◆ Written exercise ◆
Make an exact copy of the records, dropping all pictures.

▬▬▬

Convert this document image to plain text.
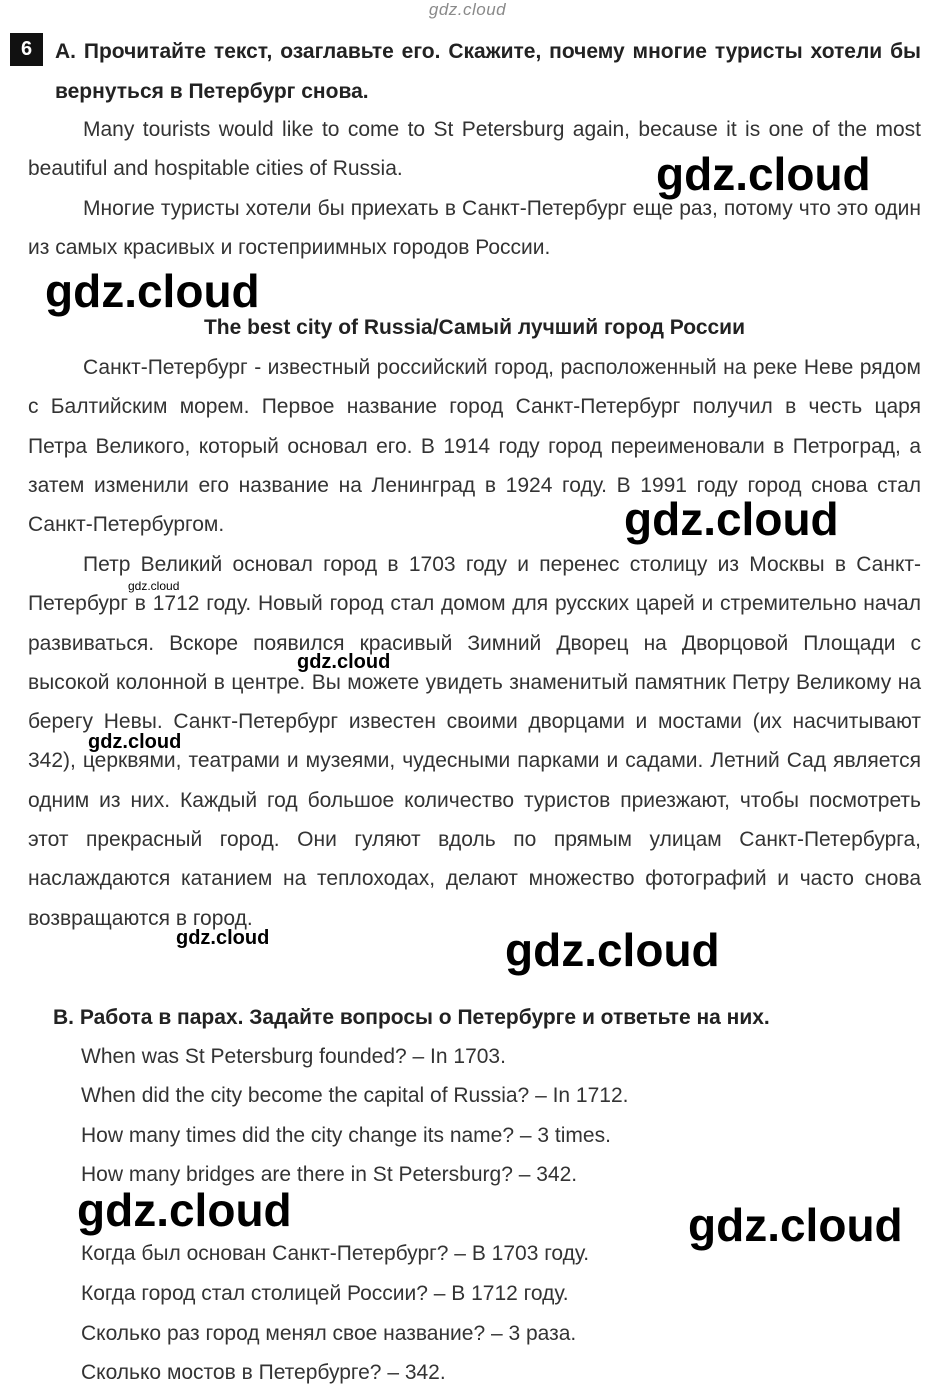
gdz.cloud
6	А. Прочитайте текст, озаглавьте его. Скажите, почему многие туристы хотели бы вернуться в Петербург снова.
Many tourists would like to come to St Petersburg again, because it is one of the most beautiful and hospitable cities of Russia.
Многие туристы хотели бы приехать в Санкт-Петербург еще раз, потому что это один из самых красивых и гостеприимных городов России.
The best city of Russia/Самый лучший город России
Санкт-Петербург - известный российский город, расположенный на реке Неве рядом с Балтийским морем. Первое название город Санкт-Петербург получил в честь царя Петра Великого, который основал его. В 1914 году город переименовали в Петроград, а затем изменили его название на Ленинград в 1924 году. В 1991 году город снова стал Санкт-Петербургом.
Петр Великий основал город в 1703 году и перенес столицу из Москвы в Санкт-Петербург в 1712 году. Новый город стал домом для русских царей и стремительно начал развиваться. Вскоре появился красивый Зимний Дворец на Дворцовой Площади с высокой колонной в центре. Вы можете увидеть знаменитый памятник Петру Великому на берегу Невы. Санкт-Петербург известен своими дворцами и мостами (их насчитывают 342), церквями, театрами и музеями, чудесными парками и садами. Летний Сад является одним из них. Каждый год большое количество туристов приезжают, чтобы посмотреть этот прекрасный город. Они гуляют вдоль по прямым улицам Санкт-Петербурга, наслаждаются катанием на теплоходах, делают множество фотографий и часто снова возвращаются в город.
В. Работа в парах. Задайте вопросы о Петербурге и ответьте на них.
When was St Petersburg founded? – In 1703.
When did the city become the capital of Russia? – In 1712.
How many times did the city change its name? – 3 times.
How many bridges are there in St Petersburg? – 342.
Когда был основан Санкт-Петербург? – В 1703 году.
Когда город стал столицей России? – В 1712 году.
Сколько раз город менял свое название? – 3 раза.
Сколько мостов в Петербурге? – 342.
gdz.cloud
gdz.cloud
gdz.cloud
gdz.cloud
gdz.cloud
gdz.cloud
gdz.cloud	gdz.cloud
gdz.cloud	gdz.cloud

▬▬▬

◆ Response ◆
Convert this document image to plain text.
gdz.cloud
6	А. Прочитайте текст, озаглавьте его. Скажите, почему многие туристы хотели бы вернуться в Петербург снова.
Many tourists would like to come to St Petersburg again, because it is one of the most beautiful and hospitable cities of Russia.
Многие туристы хотели бы приехать в Санкт-Петербург еще раз, потому что это один из самых красивых и гостеприимных городов России.
The best city of Russia/Самый лучший город России
Санкт-Петербург - известный российский город, расположенный на реке Неве рядом с Балтийским морем. Первое название город Санкт-Петербург получил в честь царя Петра Великого, который основал его. В 1914 году город переименовали в Петроград, а затем изменили его название на Ленинград в 1924 году. В 1991 году город снова стал Санкт-Петербургом.
Петр Великий основал город в 1703 году и перенес столицу из Москвы в Санкт-Петербург в 1712 году. Новый город стал домом для русских царей и стремительно начал развиваться. Вскоре появился красивый Зимний Дворец на Дворцовой Площади с высокой колонной в центре. Вы можете увидеть знаменитый памятник Петру Великому на берегу Невы. Санкт-Петербург известен своими дворцами и мостами (их насчитывают 342), церквями, театрами и музеями, чудесными парками и садами. Летний Сад является одним из них. Каждый год большое количество туристов приезжают, чтобы посмотреть этот прекрасный город. Они гуляют вдоль по прямым улицам Санкт-Петербурга, наслаждаются катанием на теплоходах, делают множество фотографий и часто снова возвращаются в город.
В. Работа в парах. Задайте вопросы о Петербурге и ответьте на них.
When was St Petersburg founded? – In 1703.
When did the city become the capital of Russia? – In 1712.
How many times did the city change its name? – 3 times.
How many bridges are there in St Petersburg? – 342.
Когда был основан Санкт-Петербург? – В 1703 году.
Когда город стал столицей России? – В 1712 году.
Сколько раз город менял свое название? – 3 раза.
Сколько мостов в Петербурге? – 342.
gdz.cloud
gdz.cloud
gdz.cloud
gdz.cloud
gdz.cloud
gdz.cloud
gdz.cloud	gdz.cloud
gdz.cloud	gdz.cloud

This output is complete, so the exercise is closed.